## Set task
Repeat the material below exactly, with no pictures.

════

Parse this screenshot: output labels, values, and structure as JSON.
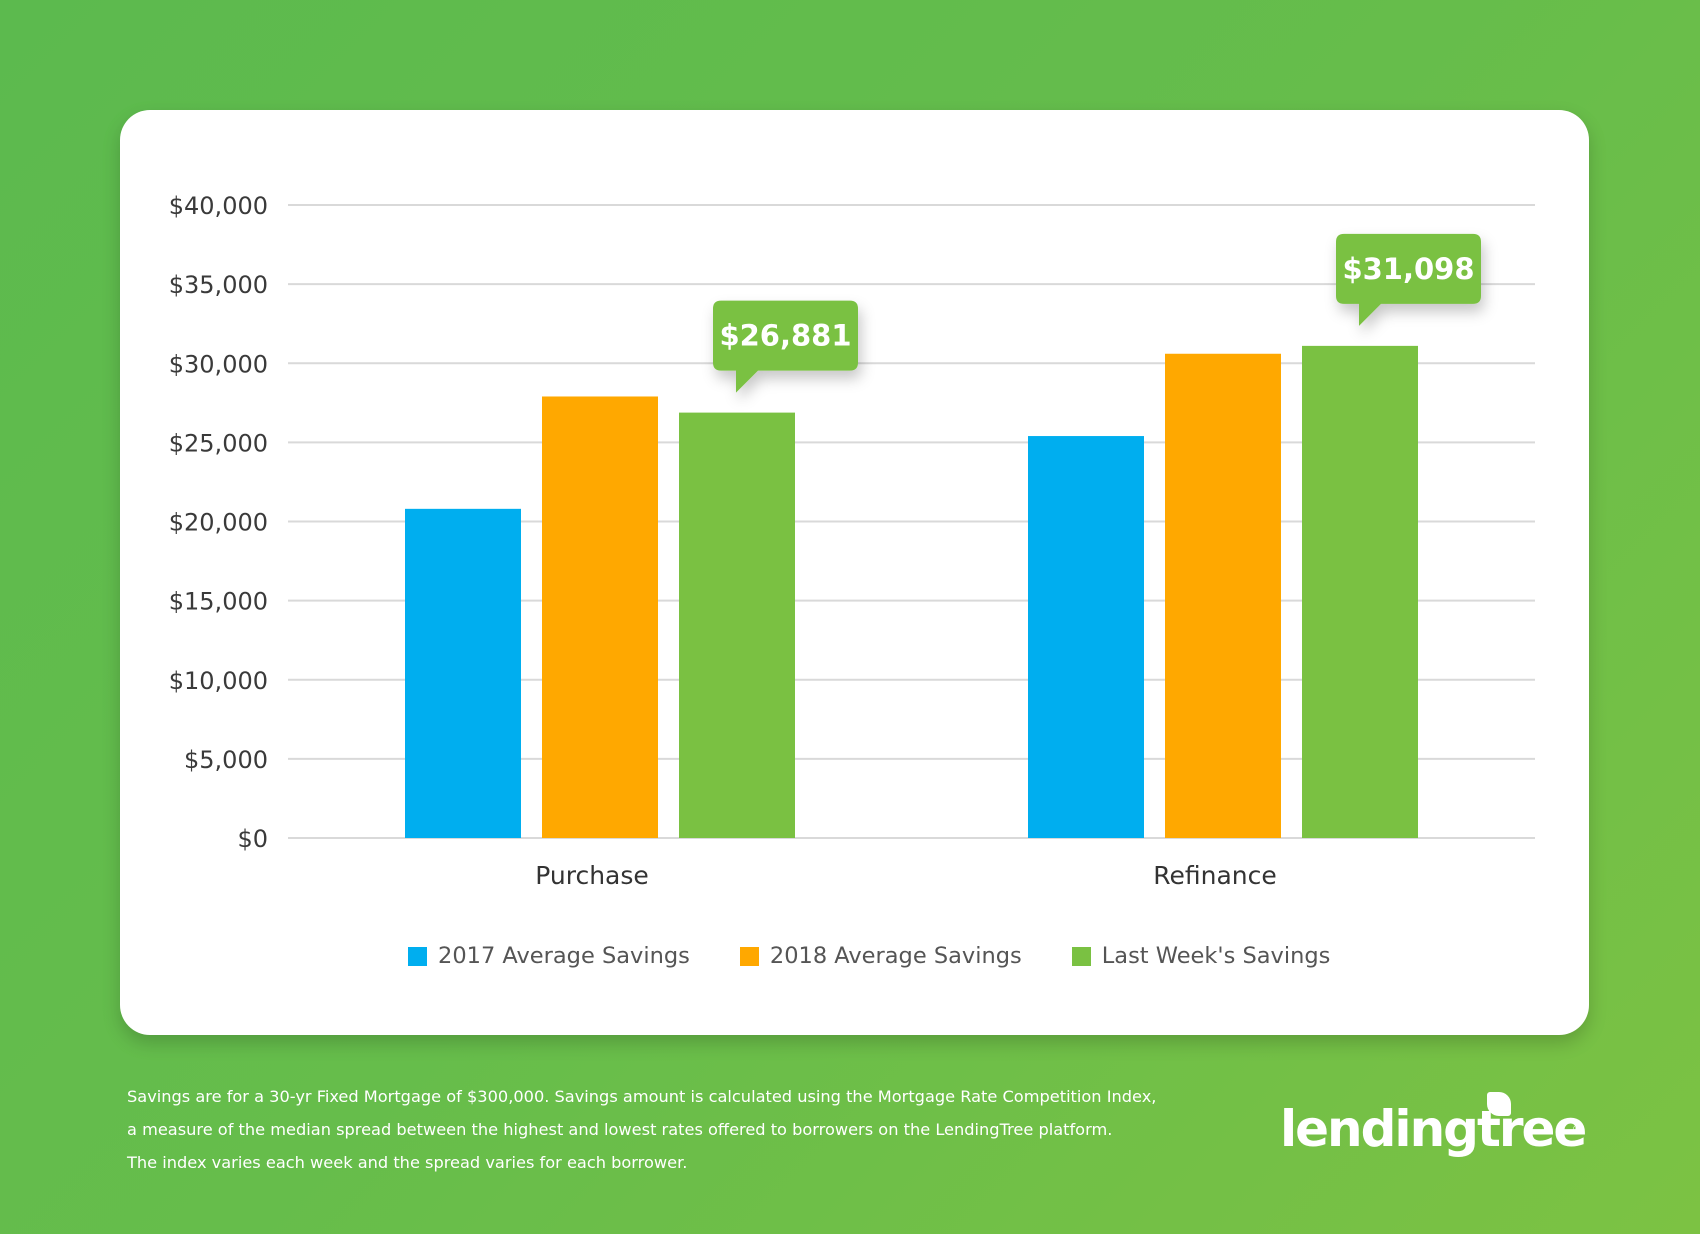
{
  "chart_data": {
    "type": "bar",
    "title": "",
    "xlabel": "",
    "ylabel": "",
    "categories": [
      "Purchase",
      "Refinance"
    ],
    "series": [
      {
        "name": "2017 Average Savings",
        "color": "#00aeef",
        "values": [
          20800,
          25400
        ]
      },
      {
        "name": "2018 Average Savings",
        "color": "#ffa800",
        "values": [
          27900,
          30600
        ]
      },
      {
        "name": "Last Week's Savings",
        "color": "#7ac142",
        "values": [
          26881,
          31098
        ]
      }
    ],
    "ylim": [
      0,
      40000
    ],
    "yticks": [
      0,
      5000,
      10000,
      15000,
      20000,
      25000,
      30000,
      35000,
      40000
    ],
    "ytick_labels": [
      "$0",
      "$5,000",
      "$10,000",
      "$15,000",
      "$20,000",
      "$25,000",
      "$30,000",
      "$35,000",
      "$40,000"
    ],
    "grid": true,
    "legend_position": "bottom-center",
    "annotations": [
      {
        "category": "Purchase",
        "series": "Last Week's Savings",
        "text": "$26,881"
      },
      {
        "category": "Refinance",
        "series": "Last Week's Savings",
        "text": "$31,098"
      }
    ]
  },
  "legend": [
    {
      "label": "2017 Average Savings",
      "color": "#00aeef"
    },
    {
      "label": "2018 Average Savings",
      "color": "#ffa800"
    },
    {
      "label": "Last Week's Savings",
      "color": "#7ac142"
    }
  ],
  "footnote": {
    "lines": [
      "Savings are for a 30-yr Fixed Mortgage of $300,000. Savings amount is calculated using the Mortgage Rate Competition Index,",
      "a measure of the median spread between the highest and lowest rates offered to borrowers on the LendingTree platform.",
      "The index varies each week and the spread varies for each borrower."
    ]
  },
  "brand": {
    "logo_text": "lendingtree",
    "registered_mark": "®",
    "background_start": "#5cba4e",
    "background_end": "#7cc243",
    "callout_color": "#7ac142"
  }
}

════

## Exercise response
Parse this screenshot: output labels, values, and structure as JSON.
{
  "chart_data": {
    "type": "bar",
    "title": "",
    "xlabel": "",
    "ylabel": "",
    "categories": [
      "Purchase",
      "Refinance"
    ],
    "series": [
      {
        "name": "2017 Average Savings",
        "color": "#00aeef",
        "values": [
          20800,
          25400
        ]
      },
      {
        "name": "2018 Average Savings",
        "color": "#ffa800",
        "values": [
          27900,
          30600
        ]
      },
      {
        "name": "Last Week's Savings",
        "color": "#7ac142",
        "values": [
          26881,
          31098
        ]
      }
    ],
    "ylim": [
      0,
      40000
    ],
    "yticks": [
      0,
      5000,
      10000,
      15000,
      20000,
      25000,
      30000,
      35000,
      40000
    ],
    "ytick_labels": [
      "$0",
      "$5,000",
      "$10,000",
      "$15,000",
      "$20,000",
      "$25,000",
      "$30,000",
      "$35,000",
      "$40,000"
    ],
    "grid": true,
    "legend_position": "bottom-center",
    "annotations": [
      {
        "category": "Purchase",
        "series": "Last Week's Savings",
        "text": "$26,881"
      },
      {
        "category": "Refinance",
        "series": "Last Week's Savings",
        "text": "$31,098"
      }
    ]
  },
  "legend": [
    {
      "label": "2017 Average Savings",
      "color": "#00aeef"
    },
    {
      "label": "2018 Average Savings",
      "color": "#ffa800"
    },
    {
      "label": "Last Week's Savings",
      "color": "#7ac142"
    }
  ],
  "footnote": {
    "lines": [
      "Savings are for a 30-yr Fixed Mortgage of $300,000. Savings amount is calculated using the Mortgage Rate Competition Index,",
      "a measure of the median spread between the highest and lowest rates offered to borrowers on the LendingTree platform.",
      "The index varies each week and the spread varies for each borrower."
    ]
  },
  "brand": {
    "logo_text": "lendingtree",
    "registered_mark": "®",
    "background_start": "#5cba4e",
    "background_end": "#7cc243",
    "callout_color": "#7ac142"
  }
}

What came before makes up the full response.